**Written task**
Report how many lines of the records below include the word "Departement". Give nothing but the number.

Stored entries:
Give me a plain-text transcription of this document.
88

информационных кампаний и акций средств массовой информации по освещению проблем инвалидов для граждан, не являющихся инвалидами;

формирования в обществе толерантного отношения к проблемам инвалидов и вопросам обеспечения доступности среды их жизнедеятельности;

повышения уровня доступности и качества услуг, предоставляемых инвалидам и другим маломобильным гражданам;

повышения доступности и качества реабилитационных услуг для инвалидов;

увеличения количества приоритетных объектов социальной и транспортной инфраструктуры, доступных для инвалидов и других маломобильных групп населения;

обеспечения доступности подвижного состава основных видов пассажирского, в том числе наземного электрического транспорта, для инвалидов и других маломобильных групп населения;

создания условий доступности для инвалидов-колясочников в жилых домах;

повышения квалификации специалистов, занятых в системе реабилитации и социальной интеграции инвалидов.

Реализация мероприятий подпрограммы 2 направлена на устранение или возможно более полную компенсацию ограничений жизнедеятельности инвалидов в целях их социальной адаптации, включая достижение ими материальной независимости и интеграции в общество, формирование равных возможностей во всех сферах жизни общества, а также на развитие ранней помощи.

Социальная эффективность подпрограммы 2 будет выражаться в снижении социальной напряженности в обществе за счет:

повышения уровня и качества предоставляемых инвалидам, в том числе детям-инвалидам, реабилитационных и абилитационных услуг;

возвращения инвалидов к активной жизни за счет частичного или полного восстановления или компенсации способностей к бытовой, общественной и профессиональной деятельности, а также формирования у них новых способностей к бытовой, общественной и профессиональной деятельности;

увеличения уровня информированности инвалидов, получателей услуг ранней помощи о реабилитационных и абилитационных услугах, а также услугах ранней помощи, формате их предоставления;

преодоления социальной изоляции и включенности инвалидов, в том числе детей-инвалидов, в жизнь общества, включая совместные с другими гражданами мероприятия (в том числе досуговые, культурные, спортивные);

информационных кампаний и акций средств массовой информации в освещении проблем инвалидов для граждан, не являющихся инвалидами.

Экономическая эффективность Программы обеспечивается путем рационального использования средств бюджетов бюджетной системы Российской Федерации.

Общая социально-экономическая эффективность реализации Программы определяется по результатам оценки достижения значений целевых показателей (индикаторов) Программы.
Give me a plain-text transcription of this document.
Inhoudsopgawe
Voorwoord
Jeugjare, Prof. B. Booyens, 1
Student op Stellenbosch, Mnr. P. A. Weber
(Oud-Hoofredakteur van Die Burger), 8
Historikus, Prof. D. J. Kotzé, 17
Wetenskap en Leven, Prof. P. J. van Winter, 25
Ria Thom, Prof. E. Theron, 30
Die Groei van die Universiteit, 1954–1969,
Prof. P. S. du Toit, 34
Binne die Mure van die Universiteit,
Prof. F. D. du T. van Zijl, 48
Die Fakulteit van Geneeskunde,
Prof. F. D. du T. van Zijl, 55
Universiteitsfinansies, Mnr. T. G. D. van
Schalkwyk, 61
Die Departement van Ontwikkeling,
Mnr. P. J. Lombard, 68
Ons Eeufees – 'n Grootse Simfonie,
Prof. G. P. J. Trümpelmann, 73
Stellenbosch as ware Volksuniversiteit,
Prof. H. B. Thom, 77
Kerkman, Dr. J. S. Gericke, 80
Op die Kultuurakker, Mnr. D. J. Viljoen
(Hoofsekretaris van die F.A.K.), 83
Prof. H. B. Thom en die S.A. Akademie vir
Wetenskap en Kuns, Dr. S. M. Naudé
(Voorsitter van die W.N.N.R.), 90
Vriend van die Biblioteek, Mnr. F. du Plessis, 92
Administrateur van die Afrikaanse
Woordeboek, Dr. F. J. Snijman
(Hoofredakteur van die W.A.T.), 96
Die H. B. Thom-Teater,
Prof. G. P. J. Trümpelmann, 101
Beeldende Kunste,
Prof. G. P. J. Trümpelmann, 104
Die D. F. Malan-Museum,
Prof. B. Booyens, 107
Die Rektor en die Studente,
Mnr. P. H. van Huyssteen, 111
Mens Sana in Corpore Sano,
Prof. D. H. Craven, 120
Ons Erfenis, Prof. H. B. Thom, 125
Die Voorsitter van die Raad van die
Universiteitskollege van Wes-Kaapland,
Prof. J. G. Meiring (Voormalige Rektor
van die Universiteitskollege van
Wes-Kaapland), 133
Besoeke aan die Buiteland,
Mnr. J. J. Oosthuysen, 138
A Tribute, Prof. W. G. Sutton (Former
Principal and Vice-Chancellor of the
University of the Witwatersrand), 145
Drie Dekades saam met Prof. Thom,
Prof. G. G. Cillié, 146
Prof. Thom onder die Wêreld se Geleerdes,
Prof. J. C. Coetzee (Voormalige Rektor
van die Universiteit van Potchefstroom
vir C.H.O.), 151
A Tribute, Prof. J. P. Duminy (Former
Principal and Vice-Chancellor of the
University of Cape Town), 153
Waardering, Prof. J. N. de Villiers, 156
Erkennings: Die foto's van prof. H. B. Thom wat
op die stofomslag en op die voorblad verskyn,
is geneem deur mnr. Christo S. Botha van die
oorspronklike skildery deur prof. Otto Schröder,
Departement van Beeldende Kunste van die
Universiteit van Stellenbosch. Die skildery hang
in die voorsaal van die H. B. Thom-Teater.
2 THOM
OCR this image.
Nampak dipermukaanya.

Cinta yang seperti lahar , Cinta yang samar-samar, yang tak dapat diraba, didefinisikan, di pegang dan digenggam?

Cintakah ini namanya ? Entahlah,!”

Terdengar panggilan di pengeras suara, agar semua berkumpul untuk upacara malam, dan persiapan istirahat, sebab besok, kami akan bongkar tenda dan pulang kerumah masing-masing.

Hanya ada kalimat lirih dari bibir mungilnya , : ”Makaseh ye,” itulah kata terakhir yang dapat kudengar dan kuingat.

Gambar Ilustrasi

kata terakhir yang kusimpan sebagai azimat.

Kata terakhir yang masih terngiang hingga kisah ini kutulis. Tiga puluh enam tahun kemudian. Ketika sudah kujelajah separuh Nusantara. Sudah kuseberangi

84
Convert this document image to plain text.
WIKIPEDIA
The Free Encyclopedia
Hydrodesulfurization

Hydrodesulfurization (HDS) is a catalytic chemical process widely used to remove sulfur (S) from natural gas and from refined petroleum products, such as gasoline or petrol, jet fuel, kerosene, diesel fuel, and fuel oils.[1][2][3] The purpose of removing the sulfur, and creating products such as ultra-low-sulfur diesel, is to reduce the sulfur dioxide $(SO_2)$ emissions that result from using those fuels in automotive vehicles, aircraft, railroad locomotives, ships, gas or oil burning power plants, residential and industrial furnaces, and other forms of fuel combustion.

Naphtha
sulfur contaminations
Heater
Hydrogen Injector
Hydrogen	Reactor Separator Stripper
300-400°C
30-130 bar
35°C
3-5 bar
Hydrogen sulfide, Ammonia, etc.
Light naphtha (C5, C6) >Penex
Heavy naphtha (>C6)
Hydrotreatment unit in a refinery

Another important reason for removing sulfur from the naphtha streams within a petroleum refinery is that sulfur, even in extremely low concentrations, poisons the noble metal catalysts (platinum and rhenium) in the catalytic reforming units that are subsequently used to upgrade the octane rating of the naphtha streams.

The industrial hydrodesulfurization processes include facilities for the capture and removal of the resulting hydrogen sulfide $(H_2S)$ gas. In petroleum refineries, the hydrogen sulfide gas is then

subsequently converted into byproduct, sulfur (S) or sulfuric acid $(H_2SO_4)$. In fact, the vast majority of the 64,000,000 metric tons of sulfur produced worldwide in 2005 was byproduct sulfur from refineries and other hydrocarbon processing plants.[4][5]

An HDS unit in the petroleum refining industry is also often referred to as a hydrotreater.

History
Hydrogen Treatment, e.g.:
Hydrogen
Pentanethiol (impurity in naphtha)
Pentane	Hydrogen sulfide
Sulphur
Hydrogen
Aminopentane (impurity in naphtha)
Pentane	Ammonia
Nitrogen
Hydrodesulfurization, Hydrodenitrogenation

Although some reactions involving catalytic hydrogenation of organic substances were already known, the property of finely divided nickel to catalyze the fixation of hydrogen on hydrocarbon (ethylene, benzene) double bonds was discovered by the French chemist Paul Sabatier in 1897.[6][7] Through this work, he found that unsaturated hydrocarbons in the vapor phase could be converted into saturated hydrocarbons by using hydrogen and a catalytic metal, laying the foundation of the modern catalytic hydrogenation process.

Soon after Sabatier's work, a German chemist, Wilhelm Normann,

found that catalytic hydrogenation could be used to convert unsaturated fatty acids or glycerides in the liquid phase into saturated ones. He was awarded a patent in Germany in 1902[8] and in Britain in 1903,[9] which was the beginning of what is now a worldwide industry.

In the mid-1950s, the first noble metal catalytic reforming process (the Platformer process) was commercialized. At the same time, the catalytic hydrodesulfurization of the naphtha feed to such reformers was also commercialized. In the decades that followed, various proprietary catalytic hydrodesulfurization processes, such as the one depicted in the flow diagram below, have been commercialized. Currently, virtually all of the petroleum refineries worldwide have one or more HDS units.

**Correct output**
2